— START OF Extracted entries —

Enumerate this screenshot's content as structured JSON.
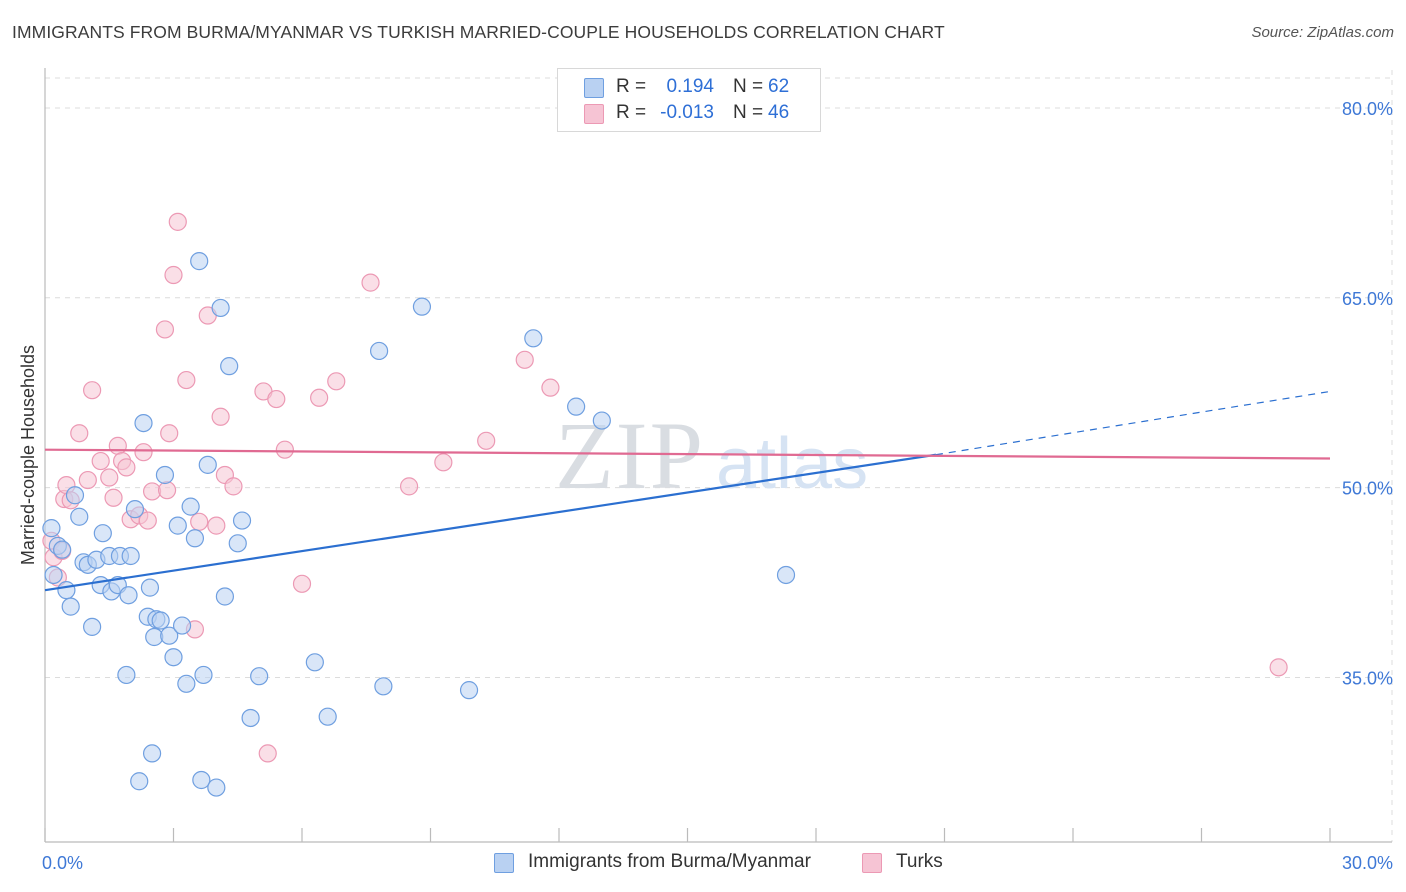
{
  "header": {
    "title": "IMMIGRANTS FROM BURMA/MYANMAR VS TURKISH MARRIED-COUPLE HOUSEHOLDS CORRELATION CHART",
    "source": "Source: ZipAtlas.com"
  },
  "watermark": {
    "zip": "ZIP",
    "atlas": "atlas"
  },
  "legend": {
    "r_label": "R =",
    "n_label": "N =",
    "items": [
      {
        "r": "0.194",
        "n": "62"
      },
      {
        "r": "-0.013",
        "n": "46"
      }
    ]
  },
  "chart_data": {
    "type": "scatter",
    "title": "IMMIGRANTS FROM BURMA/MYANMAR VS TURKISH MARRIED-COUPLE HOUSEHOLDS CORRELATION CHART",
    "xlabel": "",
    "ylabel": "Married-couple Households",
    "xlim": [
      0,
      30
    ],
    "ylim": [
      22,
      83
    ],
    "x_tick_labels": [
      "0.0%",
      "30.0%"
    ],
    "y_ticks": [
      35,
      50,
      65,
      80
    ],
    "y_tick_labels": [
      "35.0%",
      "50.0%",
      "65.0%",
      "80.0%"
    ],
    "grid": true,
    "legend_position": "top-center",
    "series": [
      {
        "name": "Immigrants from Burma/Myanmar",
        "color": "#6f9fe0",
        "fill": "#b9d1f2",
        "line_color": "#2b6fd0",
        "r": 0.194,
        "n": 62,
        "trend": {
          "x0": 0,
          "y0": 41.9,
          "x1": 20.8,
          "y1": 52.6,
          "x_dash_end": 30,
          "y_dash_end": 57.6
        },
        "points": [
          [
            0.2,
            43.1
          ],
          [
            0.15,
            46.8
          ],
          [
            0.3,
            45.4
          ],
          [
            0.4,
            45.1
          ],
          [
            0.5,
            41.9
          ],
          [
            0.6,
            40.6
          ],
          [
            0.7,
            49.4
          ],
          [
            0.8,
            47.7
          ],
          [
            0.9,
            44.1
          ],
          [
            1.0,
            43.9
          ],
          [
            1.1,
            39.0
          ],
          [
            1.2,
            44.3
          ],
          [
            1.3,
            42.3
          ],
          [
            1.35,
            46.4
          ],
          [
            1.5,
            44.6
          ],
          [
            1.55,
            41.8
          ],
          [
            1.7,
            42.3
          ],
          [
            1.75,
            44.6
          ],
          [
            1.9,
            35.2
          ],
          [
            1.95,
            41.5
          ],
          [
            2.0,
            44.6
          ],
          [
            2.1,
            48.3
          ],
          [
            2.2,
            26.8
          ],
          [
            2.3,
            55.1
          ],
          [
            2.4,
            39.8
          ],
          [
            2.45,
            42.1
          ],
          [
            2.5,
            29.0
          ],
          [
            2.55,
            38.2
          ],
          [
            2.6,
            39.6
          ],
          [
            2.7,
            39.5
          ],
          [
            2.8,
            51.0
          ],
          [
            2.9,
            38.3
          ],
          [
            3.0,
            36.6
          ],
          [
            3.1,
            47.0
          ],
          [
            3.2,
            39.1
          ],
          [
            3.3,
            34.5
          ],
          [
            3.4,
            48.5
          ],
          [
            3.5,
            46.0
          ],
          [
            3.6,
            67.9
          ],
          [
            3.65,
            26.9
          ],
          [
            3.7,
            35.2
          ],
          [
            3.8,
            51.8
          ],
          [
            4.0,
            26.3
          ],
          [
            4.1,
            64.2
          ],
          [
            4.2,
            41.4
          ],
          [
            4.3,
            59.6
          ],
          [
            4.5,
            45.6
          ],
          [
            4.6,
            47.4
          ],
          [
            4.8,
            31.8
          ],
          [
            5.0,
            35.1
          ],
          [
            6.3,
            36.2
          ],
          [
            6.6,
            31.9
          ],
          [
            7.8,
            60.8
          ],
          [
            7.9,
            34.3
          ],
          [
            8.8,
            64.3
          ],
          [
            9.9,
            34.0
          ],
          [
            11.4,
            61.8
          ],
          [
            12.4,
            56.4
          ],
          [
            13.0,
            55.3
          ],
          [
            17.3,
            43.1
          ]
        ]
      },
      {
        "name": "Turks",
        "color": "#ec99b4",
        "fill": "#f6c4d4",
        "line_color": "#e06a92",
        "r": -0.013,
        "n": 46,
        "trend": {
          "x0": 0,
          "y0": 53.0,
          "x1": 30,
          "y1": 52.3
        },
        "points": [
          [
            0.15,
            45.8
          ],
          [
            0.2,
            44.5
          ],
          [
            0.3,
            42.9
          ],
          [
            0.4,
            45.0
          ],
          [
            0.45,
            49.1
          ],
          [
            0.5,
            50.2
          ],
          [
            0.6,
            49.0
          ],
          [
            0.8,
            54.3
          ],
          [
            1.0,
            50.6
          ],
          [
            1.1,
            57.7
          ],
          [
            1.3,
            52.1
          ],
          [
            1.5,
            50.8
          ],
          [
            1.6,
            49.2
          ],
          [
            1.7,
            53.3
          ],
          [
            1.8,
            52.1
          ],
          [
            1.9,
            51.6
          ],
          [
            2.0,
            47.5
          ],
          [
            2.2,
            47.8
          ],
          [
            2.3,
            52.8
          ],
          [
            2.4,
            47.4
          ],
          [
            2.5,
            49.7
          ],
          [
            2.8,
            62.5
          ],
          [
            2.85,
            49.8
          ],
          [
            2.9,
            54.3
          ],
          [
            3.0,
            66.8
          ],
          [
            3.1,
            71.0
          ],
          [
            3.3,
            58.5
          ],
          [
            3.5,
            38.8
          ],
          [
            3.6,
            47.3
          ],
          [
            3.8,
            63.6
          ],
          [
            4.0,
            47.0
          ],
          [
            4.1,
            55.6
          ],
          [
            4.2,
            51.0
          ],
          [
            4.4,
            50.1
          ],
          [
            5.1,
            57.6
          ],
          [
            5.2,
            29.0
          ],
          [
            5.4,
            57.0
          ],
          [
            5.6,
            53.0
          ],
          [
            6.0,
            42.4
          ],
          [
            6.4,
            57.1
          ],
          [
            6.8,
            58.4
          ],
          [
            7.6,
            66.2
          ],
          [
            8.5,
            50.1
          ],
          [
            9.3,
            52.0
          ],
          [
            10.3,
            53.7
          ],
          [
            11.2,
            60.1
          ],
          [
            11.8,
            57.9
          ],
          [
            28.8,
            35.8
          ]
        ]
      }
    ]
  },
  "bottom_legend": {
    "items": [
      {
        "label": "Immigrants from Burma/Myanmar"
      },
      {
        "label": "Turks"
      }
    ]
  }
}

— END OF Extracted entries —
— START OF Extracted entries —

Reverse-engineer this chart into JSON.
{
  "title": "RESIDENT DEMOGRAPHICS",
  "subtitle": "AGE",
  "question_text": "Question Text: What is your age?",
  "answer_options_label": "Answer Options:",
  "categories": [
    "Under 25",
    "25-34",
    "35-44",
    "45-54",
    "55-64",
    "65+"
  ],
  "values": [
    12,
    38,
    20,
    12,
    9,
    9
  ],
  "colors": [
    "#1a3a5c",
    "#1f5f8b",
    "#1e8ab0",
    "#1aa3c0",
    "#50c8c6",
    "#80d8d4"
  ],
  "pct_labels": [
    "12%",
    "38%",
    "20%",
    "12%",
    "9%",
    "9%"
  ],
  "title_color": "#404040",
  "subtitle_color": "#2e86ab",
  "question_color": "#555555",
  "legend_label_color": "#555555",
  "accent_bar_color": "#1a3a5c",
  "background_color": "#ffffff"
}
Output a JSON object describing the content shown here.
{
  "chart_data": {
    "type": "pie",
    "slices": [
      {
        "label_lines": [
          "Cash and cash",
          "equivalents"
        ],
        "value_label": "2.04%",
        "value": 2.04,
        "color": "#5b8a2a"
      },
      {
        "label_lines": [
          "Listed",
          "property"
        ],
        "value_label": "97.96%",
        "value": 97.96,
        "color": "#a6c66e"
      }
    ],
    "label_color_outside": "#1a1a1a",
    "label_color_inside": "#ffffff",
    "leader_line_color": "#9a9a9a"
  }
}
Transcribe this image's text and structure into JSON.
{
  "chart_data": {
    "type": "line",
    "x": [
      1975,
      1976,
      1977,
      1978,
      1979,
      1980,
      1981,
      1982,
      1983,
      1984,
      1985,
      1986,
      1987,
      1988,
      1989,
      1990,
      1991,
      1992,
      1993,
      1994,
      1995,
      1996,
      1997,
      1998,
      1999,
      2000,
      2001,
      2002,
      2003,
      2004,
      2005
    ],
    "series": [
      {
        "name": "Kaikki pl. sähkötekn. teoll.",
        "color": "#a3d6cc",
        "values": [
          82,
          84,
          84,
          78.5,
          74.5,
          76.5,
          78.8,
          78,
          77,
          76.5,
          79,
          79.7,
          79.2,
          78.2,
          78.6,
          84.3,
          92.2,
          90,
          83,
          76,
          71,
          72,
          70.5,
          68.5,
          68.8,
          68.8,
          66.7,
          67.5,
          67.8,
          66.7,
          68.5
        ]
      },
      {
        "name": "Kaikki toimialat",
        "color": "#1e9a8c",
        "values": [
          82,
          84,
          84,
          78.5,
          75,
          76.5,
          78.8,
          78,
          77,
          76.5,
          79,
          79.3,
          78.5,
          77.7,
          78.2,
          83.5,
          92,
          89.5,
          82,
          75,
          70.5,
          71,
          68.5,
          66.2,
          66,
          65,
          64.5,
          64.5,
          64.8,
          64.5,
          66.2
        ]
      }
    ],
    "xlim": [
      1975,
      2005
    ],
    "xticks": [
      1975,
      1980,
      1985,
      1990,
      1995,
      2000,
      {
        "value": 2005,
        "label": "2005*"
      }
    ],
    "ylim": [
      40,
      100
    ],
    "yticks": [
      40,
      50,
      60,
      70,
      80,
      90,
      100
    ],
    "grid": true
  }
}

— END OF Extracted entries —

* _Brief_
Among the records above, find each line holding the string "JSON" and pull it out.

* _The response_
Enumerate this screenshot's content as structured JSON.
Reverse-engineer this chart into JSON.
Output a JSON object describing the content shown here.
Transcribe this image's text and structure into JSON.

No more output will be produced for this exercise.